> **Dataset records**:
┄┄┄┄┄┄┄┄┄┄

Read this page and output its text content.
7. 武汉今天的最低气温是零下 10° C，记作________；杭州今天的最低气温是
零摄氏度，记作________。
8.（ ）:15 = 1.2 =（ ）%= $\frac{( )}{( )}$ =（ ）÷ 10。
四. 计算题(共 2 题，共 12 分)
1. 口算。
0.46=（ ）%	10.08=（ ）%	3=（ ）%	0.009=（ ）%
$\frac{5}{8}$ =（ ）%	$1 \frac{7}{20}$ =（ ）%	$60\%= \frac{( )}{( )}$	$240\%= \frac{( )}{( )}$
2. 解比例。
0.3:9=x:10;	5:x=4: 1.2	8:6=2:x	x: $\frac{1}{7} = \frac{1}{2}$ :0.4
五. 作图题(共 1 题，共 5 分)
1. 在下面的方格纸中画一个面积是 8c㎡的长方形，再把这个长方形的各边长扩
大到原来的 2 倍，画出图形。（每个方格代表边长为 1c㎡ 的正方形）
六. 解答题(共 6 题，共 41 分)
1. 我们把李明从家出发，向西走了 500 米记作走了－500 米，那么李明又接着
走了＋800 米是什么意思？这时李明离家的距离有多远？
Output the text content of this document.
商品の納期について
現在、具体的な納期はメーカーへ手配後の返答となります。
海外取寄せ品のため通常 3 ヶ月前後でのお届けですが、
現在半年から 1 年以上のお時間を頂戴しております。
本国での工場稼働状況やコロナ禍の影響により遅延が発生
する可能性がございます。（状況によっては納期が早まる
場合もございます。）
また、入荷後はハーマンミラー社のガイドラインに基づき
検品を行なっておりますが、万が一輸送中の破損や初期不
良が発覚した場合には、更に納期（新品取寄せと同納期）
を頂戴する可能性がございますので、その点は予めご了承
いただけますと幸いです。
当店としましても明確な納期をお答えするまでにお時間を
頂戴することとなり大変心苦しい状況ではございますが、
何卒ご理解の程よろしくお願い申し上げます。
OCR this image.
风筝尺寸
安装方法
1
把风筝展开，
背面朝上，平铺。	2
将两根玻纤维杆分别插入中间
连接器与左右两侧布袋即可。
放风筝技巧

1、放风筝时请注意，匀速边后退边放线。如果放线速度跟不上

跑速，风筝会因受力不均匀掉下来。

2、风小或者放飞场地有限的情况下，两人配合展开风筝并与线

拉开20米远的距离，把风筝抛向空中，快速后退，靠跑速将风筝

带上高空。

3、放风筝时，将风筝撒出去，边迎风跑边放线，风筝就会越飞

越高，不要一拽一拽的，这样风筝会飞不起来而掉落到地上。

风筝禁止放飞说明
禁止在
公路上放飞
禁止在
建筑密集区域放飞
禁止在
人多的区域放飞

┄┄┄┄┄┄┄┄┄┄

> **Written problem**: Reproduce the material verbatim, line by line.

> **Full solution**:
Read this page and output its text content.
7. 武汉今天的最低气温是零下 10° C，记作________；杭州今天的最低气温是
零摄氏度，记作________。
8.（ ）:15 = 1.2 =（ ）%= $\frac{( )}{( )}$ =（ ）÷ 10。
四. 计算题(共 2 题，共 12 分)
1. 口算。
0.46=（ ）%	10.08=（ ）%	3=（ ）%	0.009=（ ）%
$\frac{5}{8}$ =（ ）%	$1 \frac{7}{20}$ =（ ）%	$60\%= \frac{( )}{( )}$	$240\%= \frac{( )}{( )}$
2. 解比例。
0.3:9=x:10;	5:x=4: 1.2	8:6=2:x	x: $\frac{1}{7} = \frac{1}{2}$ :0.4
五. 作图题(共 1 题，共 5 分)
1. 在下面的方格纸中画一个面积是 8c㎡的长方形，再把这个长方形的各边长扩
大到原来的 2 倍，画出图形。（每个方格代表边长为 1c㎡ 的正方形）
六. 解答题(共 6 题，共 41 分)
1. 我们把李明从家出发，向西走了 500 米记作走了－500 米，那么李明又接着
走了＋800 米是什么意思？这时李明离家的距离有多远？
Output the text content of this document.
商品の納期について
現在、具体的な納期はメーカーへ手配後の返答となります。
海外取寄せ品のため通常 3 ヶ月前後でのお届けですが、
現在半年から 1 年以上のお時間を頂戴しております。
本国での工場稼働状況やコロナ禍の影響により遅延が発生
する可能性がございます。（状況によっては納期が早まる
場合もございます。）
また、入荷後はハーマンミラー社のガイドラインに基づき
検品を行なっておりますが、万が一輸送中の破損や初期不
良が発覚した場合には、更に納期（新品取寄せと同納期）
を頂戴する可能性がございますので、その点は予めご了承
いただけますと幸いです。
当店としましても明確な納期をお答えするまでにお時間を
頂戴することとなり大変心苦しい状況ではございますが、
何卒ご理解の程よろしくお願い申し上げます。
OCR this image.
风筝尺寸
安装方法
1
把风筝展开，
背面朝上，平铺。	2
将两根玻纤维杆分别插入中间
连接器与左右两侧布袋即可。
放风筝技巧

1、放风筝时请注意，匀速边后退边放线。如果放线速度跟不上

跑速，风筝会因受力不均匀掉下来。

2、风小或者放飞场地有限的情况下，两人配合展开风筝并与线

拉开20米远的距离，把风筝抛向空中，快速后退，靠跑速将风筝

带上高空。

3、放风筝时，将风筝撒出去，边迎风跑边放线，风筝就会越飞

越高，不要一拽一拽的，这样风筝会飞不起来而掉落到地上。

风筝禁止放飞说明
禁止在
公路上放飞
禁止在
建筑密集区域放飞
禁止在
人多的区域放飞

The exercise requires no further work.